Where a line below holds the string "Power", copy that line.
..........
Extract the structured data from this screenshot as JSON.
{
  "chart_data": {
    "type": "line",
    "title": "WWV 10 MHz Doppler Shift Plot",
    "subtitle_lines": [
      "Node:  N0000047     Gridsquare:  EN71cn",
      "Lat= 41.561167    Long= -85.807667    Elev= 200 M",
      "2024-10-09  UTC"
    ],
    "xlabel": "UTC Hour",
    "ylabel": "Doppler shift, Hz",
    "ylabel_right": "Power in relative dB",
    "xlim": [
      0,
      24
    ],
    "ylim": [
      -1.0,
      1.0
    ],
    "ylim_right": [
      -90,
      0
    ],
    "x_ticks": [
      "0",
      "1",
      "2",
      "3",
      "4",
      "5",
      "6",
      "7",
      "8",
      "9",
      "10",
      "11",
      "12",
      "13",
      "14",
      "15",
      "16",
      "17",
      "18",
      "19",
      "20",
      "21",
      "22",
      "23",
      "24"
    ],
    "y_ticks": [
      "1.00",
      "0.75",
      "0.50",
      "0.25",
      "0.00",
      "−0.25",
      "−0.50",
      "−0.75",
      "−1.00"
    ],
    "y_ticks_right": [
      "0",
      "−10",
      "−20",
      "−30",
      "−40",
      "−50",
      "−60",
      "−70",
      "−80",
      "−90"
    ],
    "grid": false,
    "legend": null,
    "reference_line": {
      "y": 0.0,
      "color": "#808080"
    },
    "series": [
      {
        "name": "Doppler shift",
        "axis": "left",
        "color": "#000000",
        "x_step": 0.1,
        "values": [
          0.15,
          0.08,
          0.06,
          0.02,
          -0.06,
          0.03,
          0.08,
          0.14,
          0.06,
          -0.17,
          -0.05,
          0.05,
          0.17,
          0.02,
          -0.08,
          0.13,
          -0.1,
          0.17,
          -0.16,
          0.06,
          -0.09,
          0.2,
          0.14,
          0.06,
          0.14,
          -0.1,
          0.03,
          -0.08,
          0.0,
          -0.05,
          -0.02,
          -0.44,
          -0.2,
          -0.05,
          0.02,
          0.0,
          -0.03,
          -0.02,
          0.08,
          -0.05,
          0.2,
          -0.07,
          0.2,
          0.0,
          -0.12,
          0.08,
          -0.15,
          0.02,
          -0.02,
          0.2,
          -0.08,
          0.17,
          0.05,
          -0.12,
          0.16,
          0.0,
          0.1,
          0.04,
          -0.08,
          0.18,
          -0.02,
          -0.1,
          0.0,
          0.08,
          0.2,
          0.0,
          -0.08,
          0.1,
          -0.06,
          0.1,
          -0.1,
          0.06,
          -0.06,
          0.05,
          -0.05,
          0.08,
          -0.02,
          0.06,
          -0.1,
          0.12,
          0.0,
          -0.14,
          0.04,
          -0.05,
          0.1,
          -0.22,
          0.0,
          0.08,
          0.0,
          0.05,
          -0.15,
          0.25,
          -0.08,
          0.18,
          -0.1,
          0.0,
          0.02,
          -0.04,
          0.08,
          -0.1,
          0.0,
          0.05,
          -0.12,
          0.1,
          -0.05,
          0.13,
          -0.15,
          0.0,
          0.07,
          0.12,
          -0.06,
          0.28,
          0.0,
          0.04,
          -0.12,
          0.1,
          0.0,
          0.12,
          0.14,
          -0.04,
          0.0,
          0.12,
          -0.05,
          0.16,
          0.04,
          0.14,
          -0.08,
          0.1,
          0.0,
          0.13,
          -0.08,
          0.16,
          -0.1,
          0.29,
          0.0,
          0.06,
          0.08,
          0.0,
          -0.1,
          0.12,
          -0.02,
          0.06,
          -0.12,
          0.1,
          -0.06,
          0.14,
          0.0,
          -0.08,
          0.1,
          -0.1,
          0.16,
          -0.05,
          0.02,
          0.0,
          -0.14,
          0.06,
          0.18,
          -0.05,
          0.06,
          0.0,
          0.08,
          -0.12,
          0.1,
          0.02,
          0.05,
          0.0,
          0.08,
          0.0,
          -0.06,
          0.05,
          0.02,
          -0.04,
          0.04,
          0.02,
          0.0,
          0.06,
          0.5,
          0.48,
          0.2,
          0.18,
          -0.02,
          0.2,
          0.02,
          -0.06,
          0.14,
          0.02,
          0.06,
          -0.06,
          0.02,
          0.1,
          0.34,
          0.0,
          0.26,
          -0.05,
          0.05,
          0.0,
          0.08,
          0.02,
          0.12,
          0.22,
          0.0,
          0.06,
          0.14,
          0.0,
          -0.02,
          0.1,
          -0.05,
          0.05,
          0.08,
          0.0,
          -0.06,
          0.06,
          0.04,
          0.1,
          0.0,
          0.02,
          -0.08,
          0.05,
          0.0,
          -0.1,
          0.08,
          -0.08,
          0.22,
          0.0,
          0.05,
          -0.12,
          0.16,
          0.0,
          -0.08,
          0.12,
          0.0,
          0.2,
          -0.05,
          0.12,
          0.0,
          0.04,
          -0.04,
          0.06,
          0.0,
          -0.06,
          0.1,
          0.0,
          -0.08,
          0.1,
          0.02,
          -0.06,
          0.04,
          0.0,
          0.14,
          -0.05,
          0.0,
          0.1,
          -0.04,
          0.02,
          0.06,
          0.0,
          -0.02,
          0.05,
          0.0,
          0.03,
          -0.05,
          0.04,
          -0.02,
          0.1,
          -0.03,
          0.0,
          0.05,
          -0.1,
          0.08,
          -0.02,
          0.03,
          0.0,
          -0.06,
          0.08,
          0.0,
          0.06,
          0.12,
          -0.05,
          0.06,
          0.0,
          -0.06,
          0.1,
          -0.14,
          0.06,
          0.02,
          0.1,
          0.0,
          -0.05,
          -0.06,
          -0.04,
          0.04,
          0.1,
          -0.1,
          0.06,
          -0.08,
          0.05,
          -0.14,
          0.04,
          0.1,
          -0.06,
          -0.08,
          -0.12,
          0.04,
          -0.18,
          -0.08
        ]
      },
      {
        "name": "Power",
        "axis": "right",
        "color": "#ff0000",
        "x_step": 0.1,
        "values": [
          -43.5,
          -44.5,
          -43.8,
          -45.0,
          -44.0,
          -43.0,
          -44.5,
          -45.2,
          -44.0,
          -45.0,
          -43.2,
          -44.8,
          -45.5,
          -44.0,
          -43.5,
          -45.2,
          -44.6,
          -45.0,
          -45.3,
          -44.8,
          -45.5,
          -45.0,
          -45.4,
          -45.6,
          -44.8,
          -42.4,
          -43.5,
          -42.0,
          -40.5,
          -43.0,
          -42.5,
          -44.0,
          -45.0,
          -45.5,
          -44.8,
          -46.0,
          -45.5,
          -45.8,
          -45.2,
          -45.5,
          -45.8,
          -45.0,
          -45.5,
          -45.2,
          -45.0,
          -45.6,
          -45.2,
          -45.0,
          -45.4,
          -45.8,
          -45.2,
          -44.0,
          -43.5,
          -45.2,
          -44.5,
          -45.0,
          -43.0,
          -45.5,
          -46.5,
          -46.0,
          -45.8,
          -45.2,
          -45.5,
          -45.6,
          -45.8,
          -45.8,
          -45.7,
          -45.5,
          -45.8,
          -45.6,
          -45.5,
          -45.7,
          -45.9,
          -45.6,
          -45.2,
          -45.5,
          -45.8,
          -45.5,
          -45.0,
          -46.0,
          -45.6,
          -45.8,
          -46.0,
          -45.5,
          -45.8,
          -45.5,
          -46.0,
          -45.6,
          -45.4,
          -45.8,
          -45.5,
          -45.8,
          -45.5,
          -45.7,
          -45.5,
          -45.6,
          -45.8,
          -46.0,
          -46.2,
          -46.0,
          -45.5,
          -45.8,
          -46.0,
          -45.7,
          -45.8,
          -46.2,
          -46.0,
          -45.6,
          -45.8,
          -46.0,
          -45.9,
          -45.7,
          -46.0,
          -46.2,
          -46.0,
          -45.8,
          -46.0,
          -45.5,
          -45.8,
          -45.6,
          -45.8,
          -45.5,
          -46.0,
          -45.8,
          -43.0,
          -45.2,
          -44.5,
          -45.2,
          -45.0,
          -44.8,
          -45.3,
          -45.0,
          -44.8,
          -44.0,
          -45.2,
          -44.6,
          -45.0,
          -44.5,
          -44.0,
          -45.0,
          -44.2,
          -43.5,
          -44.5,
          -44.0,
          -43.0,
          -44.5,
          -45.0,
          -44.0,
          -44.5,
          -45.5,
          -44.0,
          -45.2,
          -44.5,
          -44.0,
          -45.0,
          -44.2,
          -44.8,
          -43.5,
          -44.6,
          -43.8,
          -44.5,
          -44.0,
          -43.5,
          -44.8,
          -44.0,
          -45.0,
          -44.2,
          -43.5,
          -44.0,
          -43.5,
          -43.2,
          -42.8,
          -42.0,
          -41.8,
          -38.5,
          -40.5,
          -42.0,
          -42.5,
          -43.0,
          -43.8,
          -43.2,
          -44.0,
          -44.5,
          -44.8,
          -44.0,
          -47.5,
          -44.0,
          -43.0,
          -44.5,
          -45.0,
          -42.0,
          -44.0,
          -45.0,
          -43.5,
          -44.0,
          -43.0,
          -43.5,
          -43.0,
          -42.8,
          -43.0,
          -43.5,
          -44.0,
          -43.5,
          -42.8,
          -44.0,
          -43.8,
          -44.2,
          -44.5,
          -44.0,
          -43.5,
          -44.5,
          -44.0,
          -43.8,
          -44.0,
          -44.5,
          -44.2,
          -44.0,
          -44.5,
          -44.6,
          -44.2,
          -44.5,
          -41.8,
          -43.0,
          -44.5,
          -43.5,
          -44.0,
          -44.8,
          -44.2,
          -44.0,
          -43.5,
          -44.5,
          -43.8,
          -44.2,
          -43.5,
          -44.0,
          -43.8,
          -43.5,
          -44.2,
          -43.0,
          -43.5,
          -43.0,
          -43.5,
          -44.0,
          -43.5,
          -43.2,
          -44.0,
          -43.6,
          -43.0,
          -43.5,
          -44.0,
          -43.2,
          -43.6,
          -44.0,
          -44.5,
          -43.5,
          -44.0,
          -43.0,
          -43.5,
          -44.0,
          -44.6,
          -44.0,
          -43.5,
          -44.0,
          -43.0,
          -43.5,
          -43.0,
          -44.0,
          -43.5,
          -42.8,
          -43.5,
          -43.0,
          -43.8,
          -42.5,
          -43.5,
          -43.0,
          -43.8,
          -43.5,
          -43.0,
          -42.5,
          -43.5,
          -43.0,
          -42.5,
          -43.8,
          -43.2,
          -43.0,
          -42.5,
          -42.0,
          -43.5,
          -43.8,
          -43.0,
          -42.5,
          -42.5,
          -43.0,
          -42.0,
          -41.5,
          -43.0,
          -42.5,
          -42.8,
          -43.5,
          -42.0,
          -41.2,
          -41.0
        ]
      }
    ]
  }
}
..........
** Correct response **
    "ylabel_right": "Power in relative dB",
        "name": "Power",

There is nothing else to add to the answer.